[Begin]
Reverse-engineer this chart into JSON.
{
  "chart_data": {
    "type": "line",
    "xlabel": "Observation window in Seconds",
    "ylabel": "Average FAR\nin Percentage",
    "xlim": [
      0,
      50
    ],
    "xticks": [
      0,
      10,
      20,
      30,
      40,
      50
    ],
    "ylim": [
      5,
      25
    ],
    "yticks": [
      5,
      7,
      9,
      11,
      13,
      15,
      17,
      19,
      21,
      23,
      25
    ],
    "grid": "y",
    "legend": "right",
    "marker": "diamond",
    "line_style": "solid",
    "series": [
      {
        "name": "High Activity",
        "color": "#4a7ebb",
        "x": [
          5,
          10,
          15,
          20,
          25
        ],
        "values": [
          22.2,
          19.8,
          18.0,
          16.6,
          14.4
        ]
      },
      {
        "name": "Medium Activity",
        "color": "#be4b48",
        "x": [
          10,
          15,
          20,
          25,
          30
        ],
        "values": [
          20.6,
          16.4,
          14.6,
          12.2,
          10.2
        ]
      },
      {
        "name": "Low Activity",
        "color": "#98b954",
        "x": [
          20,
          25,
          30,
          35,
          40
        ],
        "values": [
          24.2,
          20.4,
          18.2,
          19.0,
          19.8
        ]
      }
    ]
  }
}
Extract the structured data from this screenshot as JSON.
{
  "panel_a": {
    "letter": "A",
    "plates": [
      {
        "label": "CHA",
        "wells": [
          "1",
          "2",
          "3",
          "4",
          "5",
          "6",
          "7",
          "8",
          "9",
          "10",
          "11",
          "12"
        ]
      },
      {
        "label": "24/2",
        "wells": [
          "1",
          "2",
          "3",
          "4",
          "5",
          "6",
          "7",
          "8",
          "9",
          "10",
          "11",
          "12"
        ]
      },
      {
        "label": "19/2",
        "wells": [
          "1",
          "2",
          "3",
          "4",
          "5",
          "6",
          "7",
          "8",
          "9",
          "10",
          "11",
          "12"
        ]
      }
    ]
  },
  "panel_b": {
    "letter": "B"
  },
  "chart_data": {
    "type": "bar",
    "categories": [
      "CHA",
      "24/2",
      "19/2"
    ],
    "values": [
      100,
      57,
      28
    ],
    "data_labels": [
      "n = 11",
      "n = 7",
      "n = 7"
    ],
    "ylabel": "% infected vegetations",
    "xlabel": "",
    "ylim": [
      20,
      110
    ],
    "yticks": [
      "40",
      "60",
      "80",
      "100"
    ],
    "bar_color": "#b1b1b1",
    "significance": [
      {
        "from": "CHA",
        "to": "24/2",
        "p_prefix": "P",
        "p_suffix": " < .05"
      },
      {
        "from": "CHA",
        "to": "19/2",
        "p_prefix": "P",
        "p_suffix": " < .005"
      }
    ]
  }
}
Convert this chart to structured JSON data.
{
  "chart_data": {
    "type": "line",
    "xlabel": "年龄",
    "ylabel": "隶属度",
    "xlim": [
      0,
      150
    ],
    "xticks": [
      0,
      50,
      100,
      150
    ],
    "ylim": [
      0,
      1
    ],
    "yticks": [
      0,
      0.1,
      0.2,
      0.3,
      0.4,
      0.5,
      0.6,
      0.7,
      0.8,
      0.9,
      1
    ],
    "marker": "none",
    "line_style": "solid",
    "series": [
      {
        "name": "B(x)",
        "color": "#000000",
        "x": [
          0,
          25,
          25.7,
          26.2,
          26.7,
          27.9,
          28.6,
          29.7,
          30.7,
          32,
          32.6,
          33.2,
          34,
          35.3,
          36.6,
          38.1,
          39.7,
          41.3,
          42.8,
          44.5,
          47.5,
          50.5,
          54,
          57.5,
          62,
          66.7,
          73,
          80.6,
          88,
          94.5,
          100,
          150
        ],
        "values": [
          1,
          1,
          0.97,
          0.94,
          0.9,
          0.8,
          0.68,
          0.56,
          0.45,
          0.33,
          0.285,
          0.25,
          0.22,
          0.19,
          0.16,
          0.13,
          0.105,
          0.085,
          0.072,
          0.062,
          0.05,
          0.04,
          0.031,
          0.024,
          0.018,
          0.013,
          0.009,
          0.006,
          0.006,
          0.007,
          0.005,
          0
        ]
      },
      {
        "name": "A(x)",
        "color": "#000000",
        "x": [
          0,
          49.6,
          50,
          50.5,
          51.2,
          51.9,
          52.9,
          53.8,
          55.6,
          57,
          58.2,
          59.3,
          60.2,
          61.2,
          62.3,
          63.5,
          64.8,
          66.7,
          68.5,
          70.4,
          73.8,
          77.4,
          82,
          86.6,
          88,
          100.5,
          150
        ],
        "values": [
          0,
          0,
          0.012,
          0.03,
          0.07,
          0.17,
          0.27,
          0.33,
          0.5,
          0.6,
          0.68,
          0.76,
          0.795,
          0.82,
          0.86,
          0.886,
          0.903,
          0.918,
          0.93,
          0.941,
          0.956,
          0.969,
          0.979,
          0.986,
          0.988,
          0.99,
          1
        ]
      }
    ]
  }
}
[End]
-- Challenge --
Retype all the records, matching them exactly.

-- Result of the task --
Reverse-engineer this chart into JSON.
{
  "chart_data": {
    "type": "line",
    "xlabel": "Observation window in Seconds",
    "ylabel": "Average FAR\nin Percentage",
    "xlim": [
      0,
      50
    ],
    "xticks": [
      0,
      10,
      20,
      30,
      40,
      50
    ],
    "ylim": [
      5,
      25
    ],
    "yticks": [
      5,
      7,
      9,
      11,
      13,
      15,
      17,
      19,
      21,
      23,
      25
    ],
    "grid": "y",
    "legend": "right",
    "marker": "diamond",
    "line_style": "solid",
    "series": [
      {
        "name": "High Activity",
        "color": "#4a7ebb",
        "x": [
          5,
          10,
          15,
          20,
          25
        ],
        "values": [
          22.2,
          19.8,
          18.0,
          16.6,
          14.4
        ]
      },
      {
        "name": "Medium Activity",
        "color": "#be4b48",
        "x": [
          10,
          15,
          20,
          25,
          30
        ],
        "values": [
          20.6,
          16.4,
          14.6,
          12.2,
          10.2
        ]
      },
      {
        "name": "Low Activity",
        "color": "#98b954",
        "x": [
          20,
          25,
          30,
          35,
          40
        ],
        "values": [
          24.2,
          20.4,
          18.2,
          19.0,
          19.8
        ]
      }
    ]
  }
}
Extract the structured data from this screenshot as JSON.
{
  "panel_a": {
    "letter": "A",
    "plates": [
      {
        "label": "CHA",
        "wells": [
          "1",
          "2",
          "3",
          "4",
          "5",
          "6",
          "7",
          "8",
          "9",
          "10",
          "11",
          "12"
        ]
      },
      {
        "label": "24/2",
        "wells": [
          "1",
          "2",
          "3",
          "4",
          "5",
          "6",
          "7",
          "8",
          "9",
          "10",
          "11",
          "12"
        ]
      },
      {
        "label": "19/2",
        "wells": [
          "1",
          "2",
          "3",
          "4",
          "5",
          "6",
          "7",
          "8",
          "9",
          "10",
          "11",
          "12"
        ]
      }
    ]
  },
  "panel_b": {
    "letter": "B"
  },
  "chart_data": {
    "type": "bar",
    "categories": [
      "CHA",
      "24/2",
      "19/2"
    ],
    "values": [
      100,
      57,
      28
    ],
    "data_labels": [
      "n = 11",
      "n = 7",
      "n = 7"
    ],
    "ylabel": "% infected vegetations",
    "xlabel": "",
    "ylim": [
      20,
      110
    ],
    "yticks": [
      "40",
      "60",
      "80",
      "100"
    ],
    "bar_color": "#b1b1b1",
    "significance": [
      {
        "from": "CHA",
        "to": "24/2",
        "p_prefix": "P",
        "p_suffix": " < .05"
      },
      {
        "from": "CHA",
        "to": "19/2",
        "p_prefix": "P",
        "p_suffix": " < .005"
      }
    ]
  }
}
Convert this chart to structured JSON data.
{
  "chart_data": {
    "type": "line",
    "xlabel": "年龄",
    "ylabel": "隶属度",
    "xlim": [
      0,
      150
    ],
    "xticks": [
      0,
      50,
      100,
      150
    ],
    "ylim": [
      0,
      1
    ],
    "yticks": [
      0,
      0.1,
      0.2,
      0.3,
      0.4,
      0.5,
      0.6,
      0.7,
      0.8,
      0.9,
      1
    ],
    "marker": "none",
    "line_style": "solid",
    "series": [
      {
        "name": "B(x)",
        "color": "#000000",
        "x": [
          0,
          25,
          25.7,
          26.2,
          26.7,
          27.9,
          28.6,
          29.7,
          30.7,
          32,
          32.6,
          33.2,
          34,
          35.3,
          36.6,
          38.1,
          39.7,
          41.3,
          42.8,
          44.5,
          47.5,
          50.5,
          54,
          57.5,
          62,
          66.7,
          73,
          80.6,
          88,
          94.5,
          100,
          150
        ],
        "values": [
          1,
          1,
          0.97,
          0.94,
          0.9,
          0.8,
          0.68,
          0.56,
          0.45,
          0.33,
          0.285,
          0.25,
          0.22,
          0.19,
          0.16,
          0.13,
          0.105,
          0.085,
          0.072,
          0.062,
          0.05,
          0.04,
          0.031,
          0.024,
          0.018,
          0.013,
          0.009,
          0.006,
          0.006,
          0.007,
          0.005,
          0
        ]
      },
      {
        "name": "A(x)",
        "color": "#000000",
        "x": [
          0,
          49.6,
          50,
          50.5,
          51.2,
          51.9,
          52.9,
          53.8,
          55.6,
          57,
          58.2,
          59.3,
          60.2,
          61.2,
          62.3,
          63.5,
          64.8,
          66.7,
          68.5,
          70.4,
          73.8,
          77.4,
          82,
          86.6,
          88,
          100.5,
          150
        ],
        "values": [
          0,
          0,
          0.012,
          0.03,
          0.07,
          0.17,
          0.27,
          0.33,
          0.5,
          0.6,
          0.68,
          0.76,
          0.795,
          0.82,
          0.86,
          0.886,
          0.903,
          0.918,
          0.93,
          0.941,
          0.956,
          0.969,
          0.979,
          0.986,
          0.988,
          0.99,
          1
        ]
      }
    ]
  }
}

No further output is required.